WHAT THE TASK ASKS ▸
Lines containing the word "különböző" are to be counted; state their number and nothing further.

+++ EXERCISE INPUT +++

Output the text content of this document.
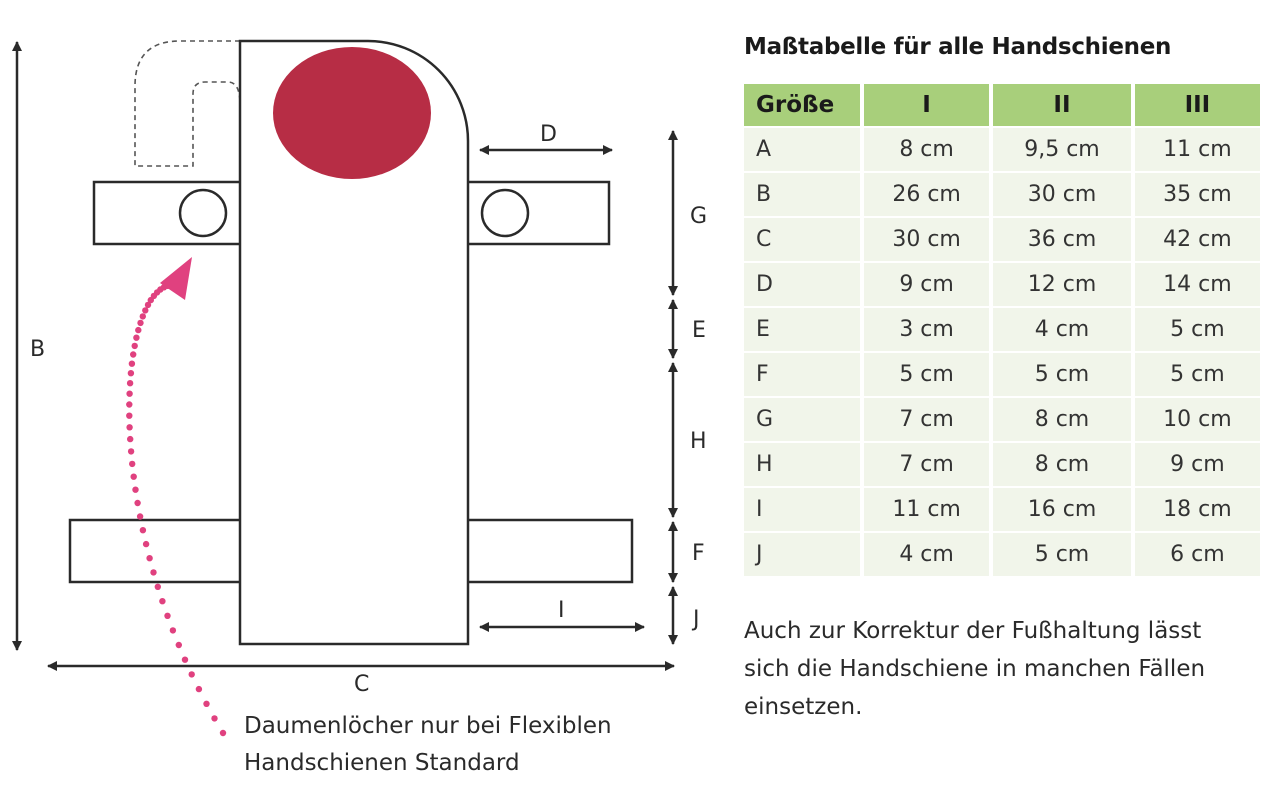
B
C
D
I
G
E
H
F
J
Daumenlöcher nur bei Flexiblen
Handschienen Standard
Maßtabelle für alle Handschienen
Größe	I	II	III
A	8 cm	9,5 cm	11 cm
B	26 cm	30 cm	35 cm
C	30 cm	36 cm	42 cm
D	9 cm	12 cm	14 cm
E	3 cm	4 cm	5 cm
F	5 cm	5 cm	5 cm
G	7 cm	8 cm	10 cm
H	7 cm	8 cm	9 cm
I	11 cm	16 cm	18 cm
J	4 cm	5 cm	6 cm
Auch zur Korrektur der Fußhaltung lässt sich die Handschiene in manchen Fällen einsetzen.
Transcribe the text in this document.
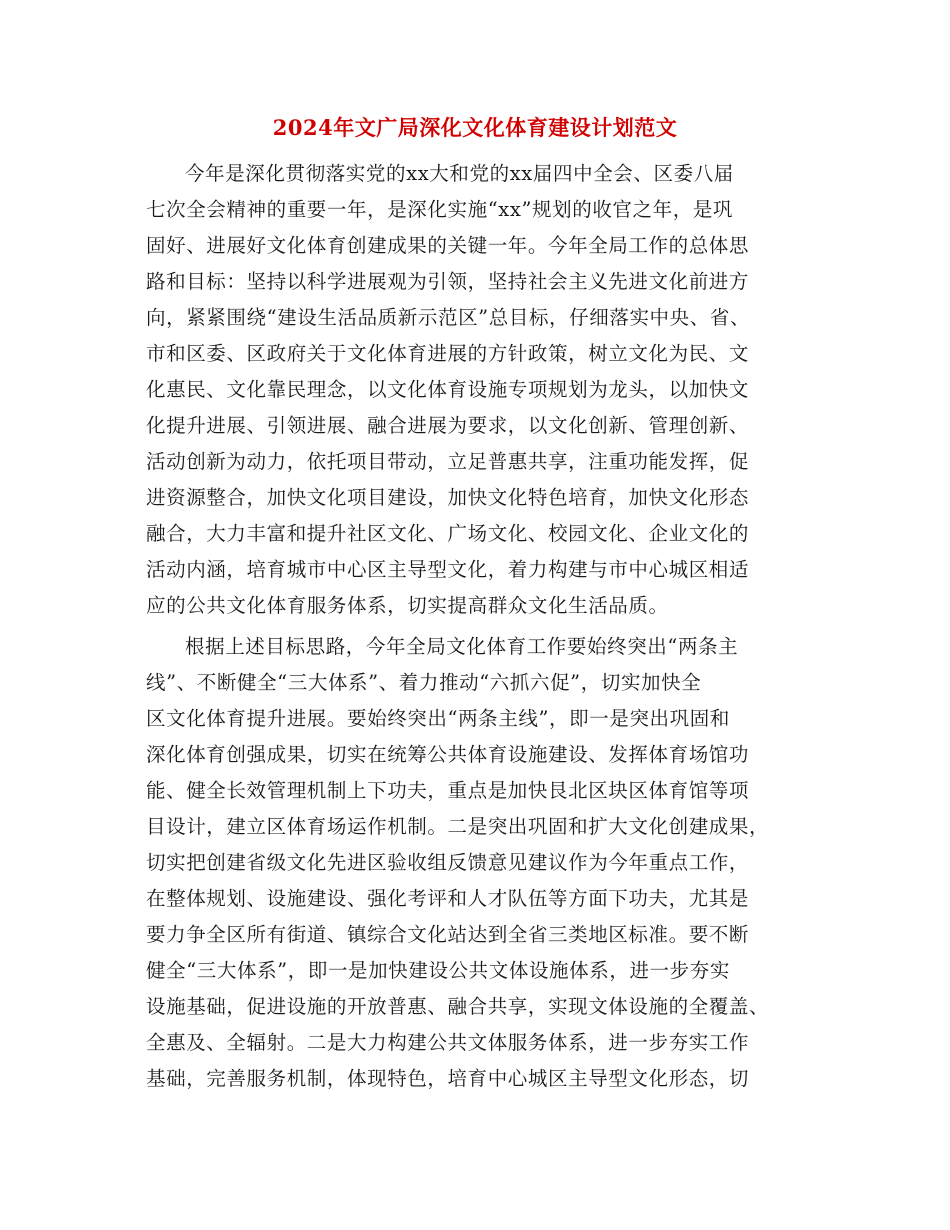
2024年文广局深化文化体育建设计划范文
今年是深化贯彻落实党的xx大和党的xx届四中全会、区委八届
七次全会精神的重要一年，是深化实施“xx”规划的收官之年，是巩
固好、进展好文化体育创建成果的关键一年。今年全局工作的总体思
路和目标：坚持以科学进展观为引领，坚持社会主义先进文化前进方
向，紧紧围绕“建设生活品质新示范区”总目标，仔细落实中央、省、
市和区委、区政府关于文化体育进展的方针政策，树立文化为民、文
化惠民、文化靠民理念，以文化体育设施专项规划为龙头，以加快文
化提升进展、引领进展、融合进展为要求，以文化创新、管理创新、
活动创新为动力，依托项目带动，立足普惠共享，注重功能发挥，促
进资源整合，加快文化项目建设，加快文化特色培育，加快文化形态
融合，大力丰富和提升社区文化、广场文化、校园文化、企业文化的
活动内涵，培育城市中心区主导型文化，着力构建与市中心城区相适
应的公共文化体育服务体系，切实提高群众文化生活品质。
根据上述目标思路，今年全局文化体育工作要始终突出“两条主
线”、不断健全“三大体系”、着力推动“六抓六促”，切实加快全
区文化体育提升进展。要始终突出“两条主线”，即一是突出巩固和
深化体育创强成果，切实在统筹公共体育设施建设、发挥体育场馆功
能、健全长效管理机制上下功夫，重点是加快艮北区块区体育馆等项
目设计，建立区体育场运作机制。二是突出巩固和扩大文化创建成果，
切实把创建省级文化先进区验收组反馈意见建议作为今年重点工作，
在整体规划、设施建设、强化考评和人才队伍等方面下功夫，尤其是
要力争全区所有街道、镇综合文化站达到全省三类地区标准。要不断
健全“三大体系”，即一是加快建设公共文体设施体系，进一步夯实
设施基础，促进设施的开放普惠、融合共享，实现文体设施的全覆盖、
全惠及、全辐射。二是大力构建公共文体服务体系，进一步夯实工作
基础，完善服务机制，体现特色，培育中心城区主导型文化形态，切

+++
+++ EXERCISE INPUT +++

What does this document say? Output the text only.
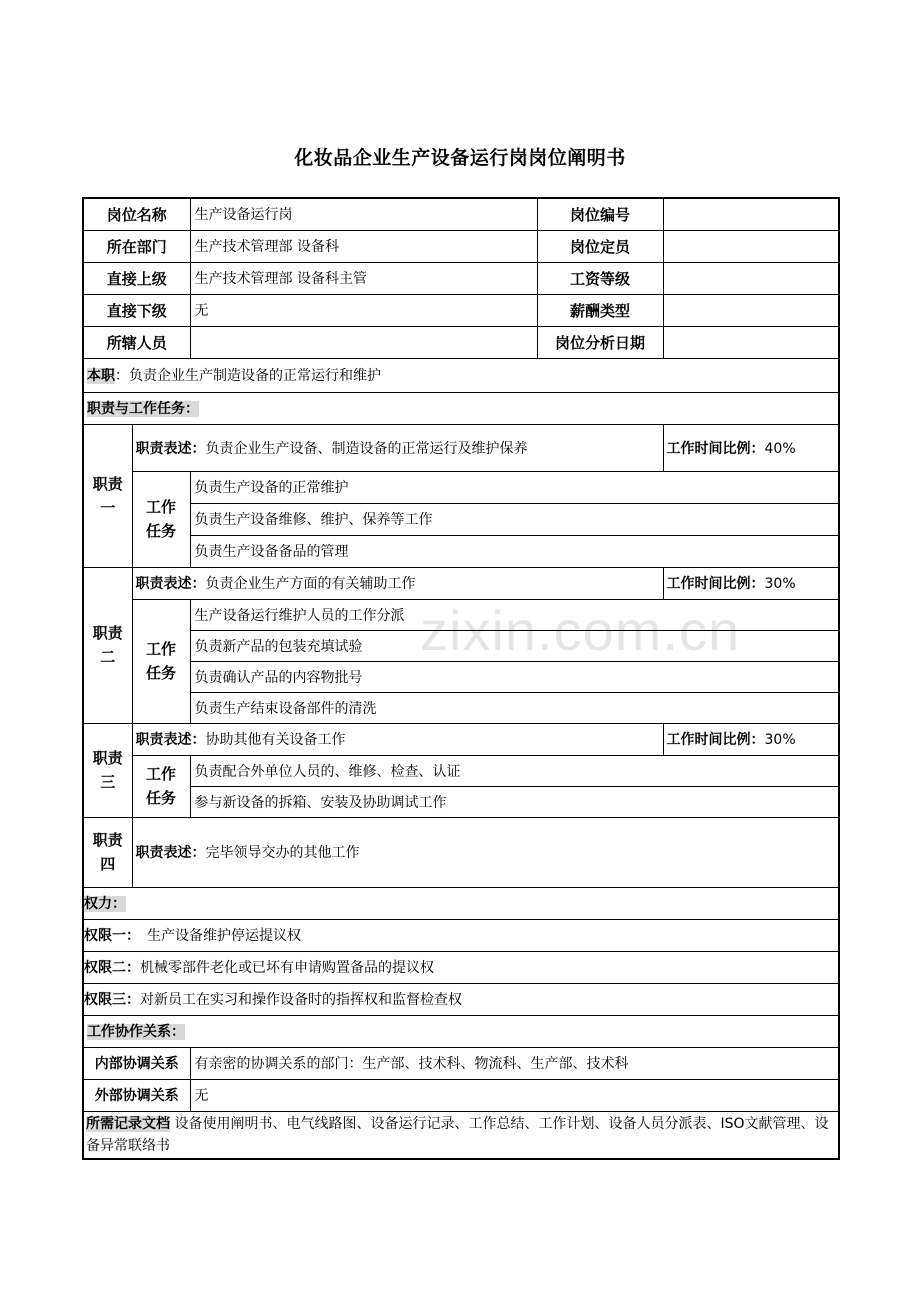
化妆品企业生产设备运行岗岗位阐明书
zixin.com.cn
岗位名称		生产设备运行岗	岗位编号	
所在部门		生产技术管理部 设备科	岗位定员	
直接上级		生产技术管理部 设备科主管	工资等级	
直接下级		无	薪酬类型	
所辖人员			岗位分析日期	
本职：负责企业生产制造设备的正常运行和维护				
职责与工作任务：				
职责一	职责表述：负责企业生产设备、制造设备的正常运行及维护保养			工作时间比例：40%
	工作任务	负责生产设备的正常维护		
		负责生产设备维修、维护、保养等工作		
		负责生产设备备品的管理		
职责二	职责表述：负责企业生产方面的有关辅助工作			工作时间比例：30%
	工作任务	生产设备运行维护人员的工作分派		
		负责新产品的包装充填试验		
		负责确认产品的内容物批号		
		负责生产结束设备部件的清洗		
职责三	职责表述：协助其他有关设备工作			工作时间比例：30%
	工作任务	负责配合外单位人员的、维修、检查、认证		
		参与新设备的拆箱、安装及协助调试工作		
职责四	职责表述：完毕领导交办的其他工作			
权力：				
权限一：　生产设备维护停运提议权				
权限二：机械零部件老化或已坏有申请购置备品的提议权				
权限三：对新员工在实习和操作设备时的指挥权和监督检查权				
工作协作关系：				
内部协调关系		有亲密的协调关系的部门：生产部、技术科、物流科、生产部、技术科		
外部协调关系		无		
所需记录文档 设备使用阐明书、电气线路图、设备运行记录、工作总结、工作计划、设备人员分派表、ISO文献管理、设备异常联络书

+++
+++ EXERCISE INPUT +++

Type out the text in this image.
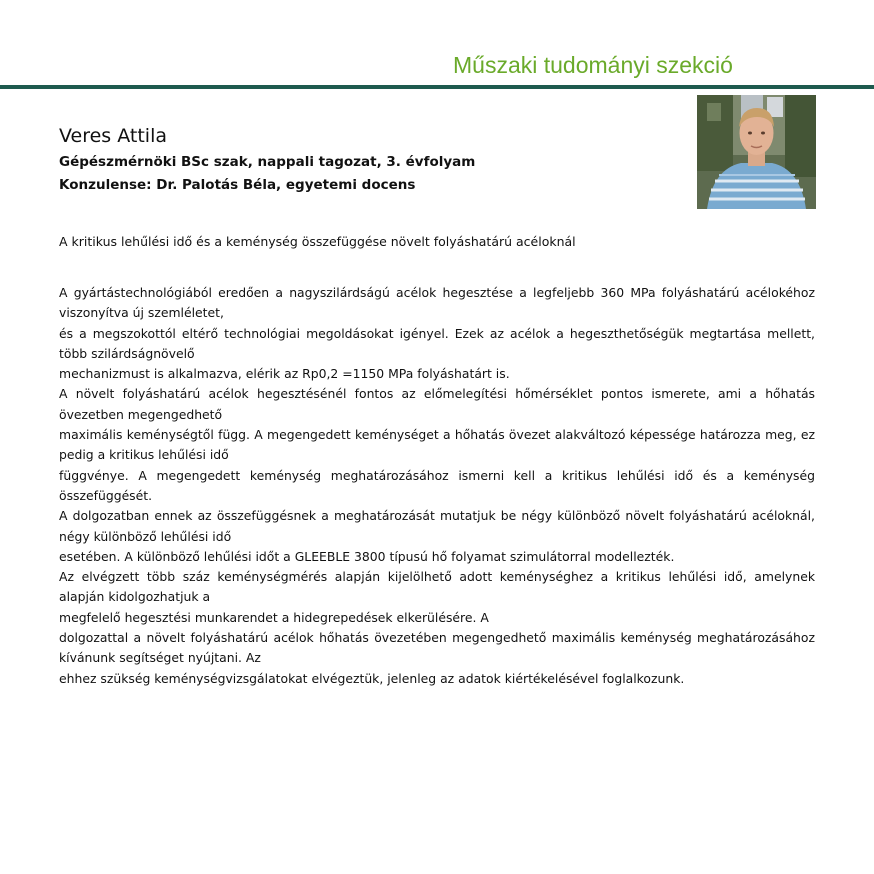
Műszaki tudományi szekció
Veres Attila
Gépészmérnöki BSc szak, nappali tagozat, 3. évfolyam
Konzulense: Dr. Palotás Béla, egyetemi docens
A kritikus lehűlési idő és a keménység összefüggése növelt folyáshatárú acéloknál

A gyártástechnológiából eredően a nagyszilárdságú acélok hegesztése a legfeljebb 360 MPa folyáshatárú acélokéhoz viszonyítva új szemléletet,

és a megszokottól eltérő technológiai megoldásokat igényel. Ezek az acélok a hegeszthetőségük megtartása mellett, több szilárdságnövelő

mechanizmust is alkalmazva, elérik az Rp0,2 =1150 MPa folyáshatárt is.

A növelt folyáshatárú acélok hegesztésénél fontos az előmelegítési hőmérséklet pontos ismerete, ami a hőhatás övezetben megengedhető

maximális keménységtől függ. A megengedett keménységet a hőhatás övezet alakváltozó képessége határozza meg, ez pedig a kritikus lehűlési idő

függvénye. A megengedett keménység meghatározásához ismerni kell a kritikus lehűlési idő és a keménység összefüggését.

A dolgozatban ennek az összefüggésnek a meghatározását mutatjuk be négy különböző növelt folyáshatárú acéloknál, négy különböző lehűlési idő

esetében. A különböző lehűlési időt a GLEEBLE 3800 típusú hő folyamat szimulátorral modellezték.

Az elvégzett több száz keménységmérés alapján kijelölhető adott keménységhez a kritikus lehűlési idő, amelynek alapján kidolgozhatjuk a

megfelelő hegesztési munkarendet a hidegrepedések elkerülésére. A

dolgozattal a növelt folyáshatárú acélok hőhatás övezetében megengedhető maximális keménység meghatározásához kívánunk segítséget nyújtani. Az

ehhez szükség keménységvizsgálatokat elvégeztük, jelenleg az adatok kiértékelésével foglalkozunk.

+++

COMPLETED EXERCISE ▸
2